→ WHAT THE TASK ASKS
All entries are to be given again verbatim.

→ EXERCISE DATA
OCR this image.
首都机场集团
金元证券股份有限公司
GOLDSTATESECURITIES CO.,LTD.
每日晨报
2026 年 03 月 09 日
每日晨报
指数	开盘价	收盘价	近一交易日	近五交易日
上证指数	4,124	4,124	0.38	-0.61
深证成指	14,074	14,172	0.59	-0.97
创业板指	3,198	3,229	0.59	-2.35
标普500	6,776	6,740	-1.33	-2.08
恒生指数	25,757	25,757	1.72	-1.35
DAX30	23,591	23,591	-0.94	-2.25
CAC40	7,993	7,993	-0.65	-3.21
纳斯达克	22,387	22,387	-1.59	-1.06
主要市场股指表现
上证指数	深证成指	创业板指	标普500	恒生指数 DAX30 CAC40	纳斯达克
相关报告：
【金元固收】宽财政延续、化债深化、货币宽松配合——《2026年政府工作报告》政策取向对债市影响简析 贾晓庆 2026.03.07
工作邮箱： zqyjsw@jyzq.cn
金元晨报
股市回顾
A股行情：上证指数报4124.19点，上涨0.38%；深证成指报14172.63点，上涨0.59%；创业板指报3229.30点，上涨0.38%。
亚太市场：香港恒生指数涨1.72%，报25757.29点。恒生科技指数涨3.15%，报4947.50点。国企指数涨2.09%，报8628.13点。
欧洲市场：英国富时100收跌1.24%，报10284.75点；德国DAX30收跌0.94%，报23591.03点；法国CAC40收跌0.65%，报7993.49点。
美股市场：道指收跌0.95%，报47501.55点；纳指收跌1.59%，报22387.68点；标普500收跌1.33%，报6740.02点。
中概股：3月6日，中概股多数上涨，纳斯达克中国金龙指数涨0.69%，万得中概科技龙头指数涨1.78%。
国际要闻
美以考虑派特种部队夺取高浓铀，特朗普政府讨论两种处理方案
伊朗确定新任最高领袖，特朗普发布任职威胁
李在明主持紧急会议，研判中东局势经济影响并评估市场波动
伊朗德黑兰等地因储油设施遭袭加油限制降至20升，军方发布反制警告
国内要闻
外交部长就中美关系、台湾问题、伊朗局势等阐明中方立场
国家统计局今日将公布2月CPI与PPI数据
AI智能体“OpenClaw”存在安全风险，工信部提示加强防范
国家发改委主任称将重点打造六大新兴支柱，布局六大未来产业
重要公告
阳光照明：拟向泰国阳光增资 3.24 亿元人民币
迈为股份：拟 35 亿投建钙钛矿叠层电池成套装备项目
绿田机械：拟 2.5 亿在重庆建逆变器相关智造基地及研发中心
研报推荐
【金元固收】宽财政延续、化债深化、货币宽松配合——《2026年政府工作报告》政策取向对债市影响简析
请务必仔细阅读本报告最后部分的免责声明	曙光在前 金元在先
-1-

→ TASK ANSWER
OCR this image.
首都机场集团
金元证券股份有限公司
GOLDSTATESECURITIES CO.,LTD.
每日晨报
2026 年 03 月 09 日
每日晨报
指数	开盘价	收盘价	近一交易日	近五交易日
上证指数	4,124	4,124	0.38	-0.61
深证成指	14,074	14,172	0.59	-0.97
创业板指	3,198	3,229	0.59	-2.35
标普500	6,776	6,740	-1.33	-2.08
恒生指数	25,757	25,757	1.72	-1.35
DAX30	23,591	23,591	-0.94	-2.25
CAC40	7,993	7,993	-0.65	-3.21
纳斯达克	22,387	22,387	-1.59	-1.06
主要市场股指表现
上证指数	深证成指	创业板指	标普500	恒生指数 DAX30 CAC40	纳斯达克
相关报告：
【金元固收】宽财政延续、化债深化、货币宽松配合——《2026年政府工作报告》政策取向对债市影响简析 贾晓庆 2026.03.07
工作邮箱： zqyjsw@jyzq.cn
金元晨报
股市回顾
A股行情：上证指数报4124.19点，上涨0.38%；深证成指报14172.63点，上涨0.59%；创业板指报3229.30点，上涨0.38%。
亚太市场：香港恒生指数涨1.72%，报25757.29点。恒生科技指数涨3.15%，报4947.50点。国企指数涨2.09%，报8628.13点。
欧洲市场：英国富时100收跌1.24%，报10284.75点；德国DAX30收跌0.94%，报23591.03点；法国CAC40收跌0.65%，报7993.49点。
美股市场：道指收跌0.95%，报47501.55点；纳指收跌1.59%，报22387.68点；标普500收跌1.33%，报6740.02点。
中概股：3月6日，中概股多数上涨，纳斯达克中国金龙指数涨0.69%，万得中概科技龙头指数涨1.78%。
国际要闻
美以考虑派特种部队夺取高浓铀，特朗普政府讨论两种处理方案
伊朗确定新任最高领袖，特朗普发布任职威胁
李在明主持紧急会议，研判中东局势经济影响并评估市场波动
伊朗德黑兰等地因储油设施遭袭加油限制降至20升，军方发布反制警告
国内要闻
外交部长就中美关系、台湾问题、伊朗局势等阐明中方立场
国家统计局今日将公布2月CPI与PPI数据
AI智能体“OpenClaw”存在安全风险，工信部提示加强防范
国家发改委主任称将重点打造六大新兴支柱，布局六大未来产业
重要公告
阳光照明：拟向泰国阳光增资 3.24 亿元人民币
迈为股份：拟 35 亿投建钙钛矿叠层电池成套装备项目
绿田机械：拟 2.5 亿在重庆建逆变器相关智造基地及研发中心
研报推荐
【金元固收】宽财政延续、化债深化、货币宽松配合——《2026年政府工作报告》政策取向对债市影响简析
请务必仔细阅读本报告最后部分的免责声明	曙光在前 金元在先
-1-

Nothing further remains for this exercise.